Task instructions: An unchanged copy of all the lines below is expected, and it should contain no pictures.

[Records provided]

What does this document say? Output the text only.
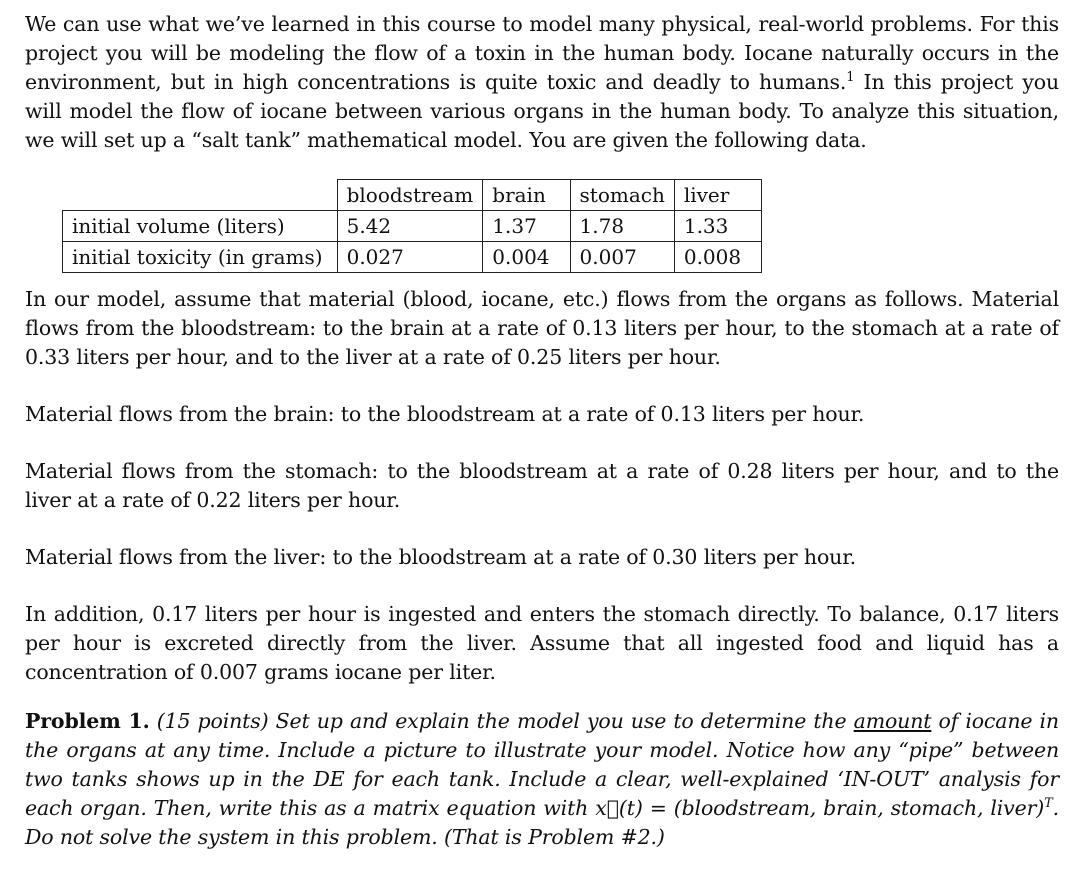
We can use what we’ve learned in this course to model many physical, real-world problems. For this project you will be modeling the flow of a toxin in the human body. Iocane naturally occurs in the environment, but in high concentrations is quite toxic and deadly to humans.$^1$ In this project you will model the flow of iocane between various organs in the human body. To analyze this situation, we will set up a “salt tank” mathematical model. You are given the following data.

	bloodstream	brain	stomach	liver
initial volume (liters)	5.42	1.37	1.78	1.33
initial toxicity (in grams)	0.027	0.004	0.007	0.008

In our model, assume that material (blood, iocane, etc.) flows from the organs as follows. Material flows from the bloodstream: to the brain at a rate of 0.13 liters per hour, to the stomach at a rate of 0.33 liters per hour, and to the liver at a rate of 0.25 liters per hour.

Material flows from the brain: to the bloodstream at a rate of 0.13 liters per hour.

Material flows from the stomach: to the bloodstream at a rate of 0.28 liters per hour, and to the liver at a rate of 0.22 liters per hour.

Material flows from the liver: to the bloodstream at a rate of 0.30 liters per hour.

In addition, 0.17 liters per hour is ingested and enters the stomach directly. To balance, 0.17 liters per hour is excreted directly from the liver. Assume that all ingested food and liquid has a concentration of 0.007 grams iocane per liter.

Problem 1. (15 points) Set up and explain the model you use to determine the amount of iocane in the organs at any time. Include a picture to illustrate your model. Notice how any “pipe” between two tanks shows up in the DE for each tank. Include a clear, well-explained ‘IN-OUT’ analysis for each organ. Then, write this as a matrix equation with x⃗(t) = (bloodstream, brain, stomach, liver)$^T$. Do not solve the system in this problem. (That is Problem #2.)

[/Records provided]

Solved problem:
What does this document say? Output the text only.
We can use what we’ve learned in this course to model many physical, real-world problems. For this project you will be modeling the flow of a toxin in the human body. Iocane naturally occurs in the environment, but in high concentrations is quite toxic and deadly to humans.$^1$ In this project you will model the flow of iocane between various organs in the human body. To analyze this situation, we will set up a “salt tank” mathematical model. You are given the following data.

	bloodstream	brain	stomach	liver
initial volume (liters)	5.42	1.37	1.78	1.33
initial toxicity (in grams)	0.027	0.004	0.007	0.008

In our model, assume that material (blood, iocane, etc.) flows from the organs as follows. Material flows from the bloodstream: to the brain at a rate of 0.13 liters per hour, to the stomach at a rate of 0.33 liters per hour, and to the liver at a rate of 0.25 liters per hour.

Material flows from the brain: to the bloodstream at a rate of 0.13 liters per hour.

Material flows from the stomach: to the bloodstream at a rate of 0.28 liters per hour, and to the liver at a rate of 0.22 liters per hour.

Material flows from the liver: to the bloodstream at a rate of 0.30 liters per hour.

In addition, 0.17 liters per hour is ingested and enters the stomach directly. To balance, 0.17 liters per hour is excreted directly from the liver. Assume that all ingested food and liquid has a concentration of 0.007 grams iocane per liter.

Problem 1. (15 points) Set up and explain the model you use to determine the amount of iocane in the organs at any time. Include a picture to illustrate your model. Notice how any “pipe” between two tanks shows up in the DE for each tank. Include a clear, well-explained ‘IN-OUT’ analysis for each organ. Then, write this as a matrix equation with x⃗(t) = (bloodstream, brain, stomach, liver)$^T$. Do not solve the system in this problem. (That is Problem #2.)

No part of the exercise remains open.